_Task directions:_ Lines that include the word "Fatalities" are the ones to copy.

********************

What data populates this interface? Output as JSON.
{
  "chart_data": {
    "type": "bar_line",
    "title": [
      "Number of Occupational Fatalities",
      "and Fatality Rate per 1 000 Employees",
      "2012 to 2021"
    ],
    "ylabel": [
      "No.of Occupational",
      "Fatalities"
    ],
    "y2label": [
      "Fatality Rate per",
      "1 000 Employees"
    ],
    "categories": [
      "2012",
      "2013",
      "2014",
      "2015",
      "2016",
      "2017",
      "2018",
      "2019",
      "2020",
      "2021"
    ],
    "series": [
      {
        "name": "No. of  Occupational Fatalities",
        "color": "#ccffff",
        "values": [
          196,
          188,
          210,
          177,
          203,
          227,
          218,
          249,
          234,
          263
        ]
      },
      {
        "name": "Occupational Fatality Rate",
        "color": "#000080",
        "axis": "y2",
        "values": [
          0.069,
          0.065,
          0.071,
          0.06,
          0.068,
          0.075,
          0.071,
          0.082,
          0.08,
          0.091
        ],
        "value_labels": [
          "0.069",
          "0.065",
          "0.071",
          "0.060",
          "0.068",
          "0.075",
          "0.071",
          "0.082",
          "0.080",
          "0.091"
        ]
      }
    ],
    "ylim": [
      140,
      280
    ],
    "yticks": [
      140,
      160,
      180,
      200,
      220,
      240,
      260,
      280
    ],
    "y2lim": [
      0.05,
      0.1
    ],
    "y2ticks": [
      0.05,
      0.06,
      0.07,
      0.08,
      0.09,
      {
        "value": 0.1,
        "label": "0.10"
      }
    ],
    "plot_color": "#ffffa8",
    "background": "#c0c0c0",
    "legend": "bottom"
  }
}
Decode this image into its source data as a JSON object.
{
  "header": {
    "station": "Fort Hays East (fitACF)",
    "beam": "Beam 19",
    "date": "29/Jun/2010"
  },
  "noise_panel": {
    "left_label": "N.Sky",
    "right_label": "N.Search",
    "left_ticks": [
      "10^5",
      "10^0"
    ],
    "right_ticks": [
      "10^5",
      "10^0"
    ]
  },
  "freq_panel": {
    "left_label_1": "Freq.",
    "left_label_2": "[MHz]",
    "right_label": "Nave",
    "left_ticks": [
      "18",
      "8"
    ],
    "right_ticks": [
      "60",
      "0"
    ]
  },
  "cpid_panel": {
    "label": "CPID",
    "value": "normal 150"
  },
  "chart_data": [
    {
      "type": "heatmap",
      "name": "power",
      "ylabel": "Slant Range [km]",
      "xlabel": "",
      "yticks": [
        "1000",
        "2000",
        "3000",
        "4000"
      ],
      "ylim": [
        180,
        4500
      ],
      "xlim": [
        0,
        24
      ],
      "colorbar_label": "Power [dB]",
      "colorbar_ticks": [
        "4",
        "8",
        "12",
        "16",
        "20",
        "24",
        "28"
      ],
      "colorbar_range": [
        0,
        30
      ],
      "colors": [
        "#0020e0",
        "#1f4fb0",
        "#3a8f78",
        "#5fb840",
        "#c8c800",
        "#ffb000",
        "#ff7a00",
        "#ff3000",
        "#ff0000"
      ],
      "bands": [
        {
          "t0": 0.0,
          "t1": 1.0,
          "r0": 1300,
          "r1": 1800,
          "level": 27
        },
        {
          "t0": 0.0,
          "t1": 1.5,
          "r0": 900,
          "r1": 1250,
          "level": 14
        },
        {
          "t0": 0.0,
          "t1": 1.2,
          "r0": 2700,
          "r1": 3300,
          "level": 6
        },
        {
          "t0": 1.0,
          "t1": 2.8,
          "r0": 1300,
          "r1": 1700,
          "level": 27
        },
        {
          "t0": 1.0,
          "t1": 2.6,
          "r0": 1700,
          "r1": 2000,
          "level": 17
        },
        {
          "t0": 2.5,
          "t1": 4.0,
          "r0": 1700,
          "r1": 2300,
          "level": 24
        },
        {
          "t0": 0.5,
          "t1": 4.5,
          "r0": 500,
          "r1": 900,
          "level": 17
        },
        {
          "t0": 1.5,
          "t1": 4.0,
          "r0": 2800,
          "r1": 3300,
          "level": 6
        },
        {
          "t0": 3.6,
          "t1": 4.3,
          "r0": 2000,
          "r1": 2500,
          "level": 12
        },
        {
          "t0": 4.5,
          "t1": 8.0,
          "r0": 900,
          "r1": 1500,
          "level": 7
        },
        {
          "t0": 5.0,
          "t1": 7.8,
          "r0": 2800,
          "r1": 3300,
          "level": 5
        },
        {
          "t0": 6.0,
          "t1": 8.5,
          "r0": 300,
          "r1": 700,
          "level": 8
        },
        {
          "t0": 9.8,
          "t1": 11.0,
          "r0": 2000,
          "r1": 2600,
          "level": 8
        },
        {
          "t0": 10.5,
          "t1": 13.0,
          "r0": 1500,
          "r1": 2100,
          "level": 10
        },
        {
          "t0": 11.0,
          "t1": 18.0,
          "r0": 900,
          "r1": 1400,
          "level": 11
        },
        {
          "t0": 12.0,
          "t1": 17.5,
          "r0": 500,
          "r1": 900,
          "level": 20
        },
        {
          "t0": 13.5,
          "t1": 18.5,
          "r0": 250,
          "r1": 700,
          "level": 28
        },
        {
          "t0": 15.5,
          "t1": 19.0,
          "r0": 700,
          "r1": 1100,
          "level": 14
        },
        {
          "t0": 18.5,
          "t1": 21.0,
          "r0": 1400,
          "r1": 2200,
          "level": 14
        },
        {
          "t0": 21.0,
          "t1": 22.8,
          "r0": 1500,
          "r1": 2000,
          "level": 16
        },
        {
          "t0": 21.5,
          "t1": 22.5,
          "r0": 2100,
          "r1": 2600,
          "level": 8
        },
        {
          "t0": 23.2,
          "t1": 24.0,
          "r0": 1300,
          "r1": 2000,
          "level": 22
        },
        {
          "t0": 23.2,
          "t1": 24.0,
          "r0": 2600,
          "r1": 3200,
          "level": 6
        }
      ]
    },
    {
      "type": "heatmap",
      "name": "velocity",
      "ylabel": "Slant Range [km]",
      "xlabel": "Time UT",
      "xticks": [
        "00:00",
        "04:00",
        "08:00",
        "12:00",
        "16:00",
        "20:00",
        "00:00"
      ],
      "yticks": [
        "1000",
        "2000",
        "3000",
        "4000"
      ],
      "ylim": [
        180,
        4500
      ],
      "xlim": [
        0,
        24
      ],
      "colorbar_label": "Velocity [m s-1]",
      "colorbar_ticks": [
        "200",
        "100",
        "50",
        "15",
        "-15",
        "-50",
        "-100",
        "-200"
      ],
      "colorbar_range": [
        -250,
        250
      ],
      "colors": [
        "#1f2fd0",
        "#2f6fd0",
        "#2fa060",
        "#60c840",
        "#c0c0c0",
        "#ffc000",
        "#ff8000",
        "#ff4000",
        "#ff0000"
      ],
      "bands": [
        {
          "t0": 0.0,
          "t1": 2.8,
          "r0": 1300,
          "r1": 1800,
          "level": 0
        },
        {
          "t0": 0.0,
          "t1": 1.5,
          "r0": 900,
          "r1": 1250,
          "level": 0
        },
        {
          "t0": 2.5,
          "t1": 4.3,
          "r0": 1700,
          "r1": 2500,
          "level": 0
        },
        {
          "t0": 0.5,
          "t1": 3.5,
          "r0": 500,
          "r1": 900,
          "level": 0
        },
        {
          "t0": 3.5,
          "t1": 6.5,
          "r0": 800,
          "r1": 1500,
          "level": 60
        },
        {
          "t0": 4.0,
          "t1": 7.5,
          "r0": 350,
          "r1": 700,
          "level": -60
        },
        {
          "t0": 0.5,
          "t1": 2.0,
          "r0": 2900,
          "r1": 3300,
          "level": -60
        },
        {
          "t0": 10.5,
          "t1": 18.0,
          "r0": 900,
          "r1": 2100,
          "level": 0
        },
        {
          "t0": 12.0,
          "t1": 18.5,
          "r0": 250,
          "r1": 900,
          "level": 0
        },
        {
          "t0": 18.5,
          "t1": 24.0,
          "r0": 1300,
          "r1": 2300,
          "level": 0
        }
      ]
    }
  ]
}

********************

_Result:_
      "Number of Occupational Fatalities",
      "Fatalities"
        "name": "No. of  Occupational Fatalities",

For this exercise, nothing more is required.